(The request): How many of the lines that follow contain the word "curve"? Give only the number.

(Dataset rows about figures):
# # # # # # #
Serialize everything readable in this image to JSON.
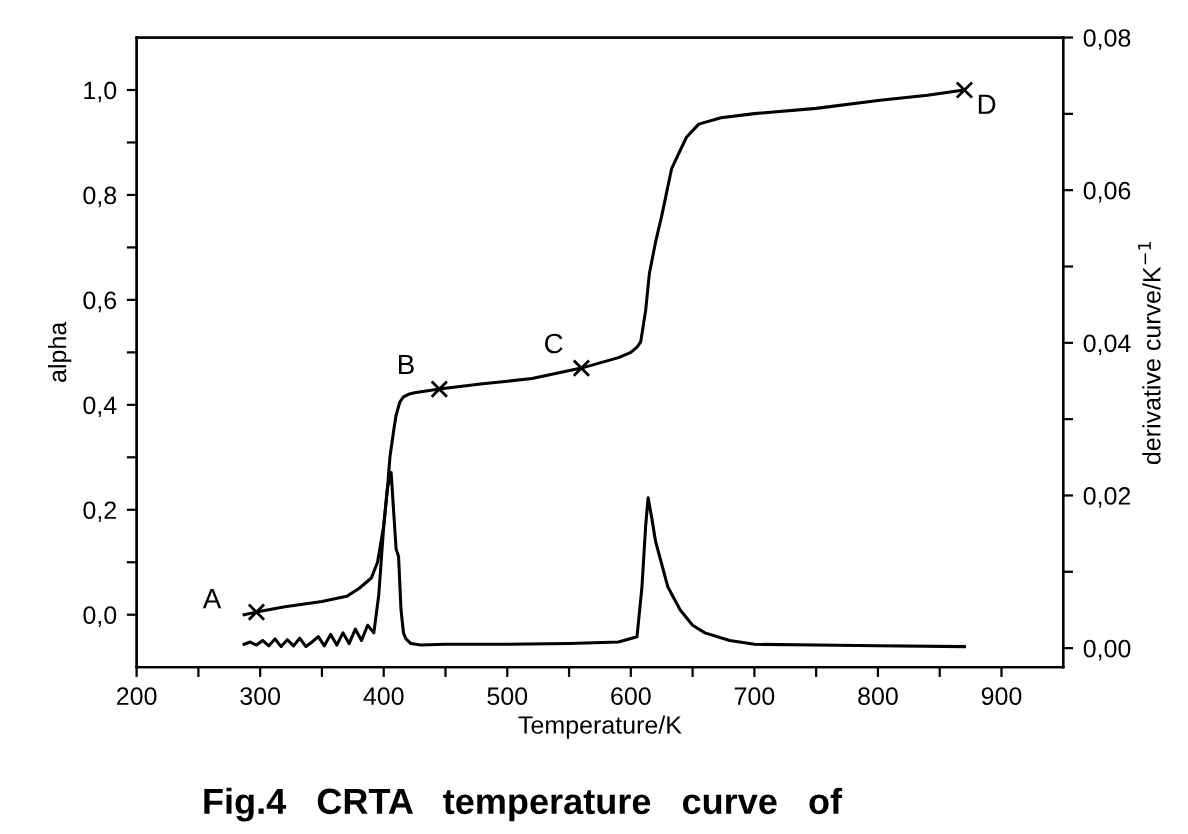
{
  "chart_data": {
    "type": "line",
    "xlabel": "Temperature/K",
    "ylabel": "alpha",
    "y2label": "derivative curve/K$^{−1}$",
    "xlim": [
      200,
      950
    ],
    "ylim": [
      -0.1,
      1.1
    ],
    "y2lim": [
      -0.0025,
      0.08
    ],
    "xticks": [
      200,
      {
        "value": 250,
        "label": null
      },
      300,
      {
        "value": 350,
        "label": null
      },
      400,
      {
        "value": 450,
        "label": null
      },
      500,
      {
        "value": 550,
        "label": null
      },
      600,
      {
        "value": 650,
        "label": null
      },
      700,
      {
        "value": 750,
        "label": null
      },
      800,
      {
        "value": 850,
        "label": null
      },
      900
    ],
    "yticks": [
      {
        "value": 0,
        "label": "0,0"
      },
      {
        "value": 0.1,
        "label": null
      },
      {
        "value": 0.2,
        "label": "0,2"
      },
      {
        "value": 0.3,
        "label": null
      },
      {
        "value": 0.4,
        "label": "0,4"
      },
      {
        "value": 0.5,
        "label": null
      },
      {
        "value": 0.6,
        "label": "0,6"
      },
      {
        "value": 0.7,
        "label": null
      },
      {
        "value": 0.8,
        "label": "0,8"
      },
      {
        "value": 0.9,
        "label": null
      },
      {
        "value": 1.0,
        "label": "1,0"
      }
    ],
    "y2ticks": [
      {
        "value": 0,
        "label": "0,00"
      },
      {
        "value": 0.01,
        "label": null
      },
      {
        "value": 0.02,
        "label": "0,02"
      },
      {
        "value": 0.03,
        "label": null
      },
      {
        "value": 0.04,
        "label": "0,04"
      },
      {
        "value": 0.05,
        "label": null
      },
      {
        "value": 0.06,
        "label": "0,06"
      },
      {
        "value": 0.07,
        "label": null
      },
      {
        "value": 0.08,
        "label": "0,08"
      }
    ],
    "grid": false,
    "legend": false,
    "series": [
      {
        "color": "#000000",
        "x": [
          287,
          297,
          320,
          350,
          370,
          380,
          390,
          395,
          400,
          403,
          405,
          408,
          410,
          413,
          416,
          420,
          425,
          445,
          480,
          520,
          560,
          590,
          600,
          605,
          608,
          612,
          615,
          620,
          625,
          633,
          645,
          655,
          673,
          700,
          750,
          800,
          840,
          870
        ],
        "values": [
          0.0,
          0.005,
          0.015,
          0.025,
          0.035,
          0.05,
          0.07,
          0.1,
          0.17,
          0.24,
          0.3,
          0.35,
          0.38,
          0.405,
          0.415,
          0.42,
          0.423,
          0.43,
          0.44,
          0.45,
          0.47,
          0.49,
          0.5,
          0.51,
          0.52,
          0.58,
          0.65,
          0.71,
          0.76,
          0.85,
          0.91,
          0.935,
          0.947,
          0.955,
          0.965,
          0.98,
          0.99,
          1.0
        ]
      },
      {
        "axis": "y2",
        "color": "#000000",
        "x": [
          287,
          292,
          297,
          302,
          307,
          312,
          317,
          322,
          327,
          332,
          337,
          342,
          347,
          352,
          357,
          362,
          367,
          372,
          377,
          382,
          387,
          392,
          396,
          400,
          403,
          406,
          408,
          410,
          412,
          414,
          416,
          418,
          422,
          430,
          450,
          500,
          550,
          590,
          605,
          609,
          612,
          614,
          617,
          620,
          625,
          630,
          640,
          650,
          660,
          680,
          700,
          750,
          800,
          870
        ],
        "values": [
          0.0005,
          0.0008,
          0.0004,
          0.001,
          0.0003,
          0.0012,
          0.0002,
          0.0011,
          0.0003,
          0.0013,
          0.0002,
          0.0008,
          0.0015,
          0.0003,
          0.0018,
          0.0004,
          0.002,
          0.0006,
          0.0025,
          0.001,
          0.003,
          0.002,
          0.007,
          0.016,
          0.021,
          0.023,
          0.018,
          0.013,
          0.012,
          0.005,
          0.002,
          0.0012,
          0.0006,
          0.0004,
          0.0005,
          0.0005,
          0.0006,
          0.0008,
          0.0015,
          0.008,
          0.016,
          0.0197,
          0.017,
          0.014,
          0.011,
          0.008,
          0.005,
          0.003,
          0.002,
          0.001,
          0.0005,
          0.0004,
          0.0003,
          0.0002
        ]
      },
      {
        "type": "scatter",
        "color": "#000000",
        "marker": "cross",
        "x": [
          297,
          445,
          560,
          870
        ],
        "values": [
          0.005,
          0.43,
          0.47,
          1.0
        ]
      }
    ],
    "annotations": [
      {
        "text": "A",
        "x": 297,
        "y": 0.005
      },
      {
        "text": "B",
        "x": 445,
        "y": 0.43
      },
      {
        "text": "C",
        "x": 560,
        "y": 0.47
      },
      {
        "text": "D",
        "x": 870,
        "y": 1.0
      },
      "Fig.4   CRTA   temperature   curve   of"
    ]
  }
}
# # # # # # #
(Exercise output): 2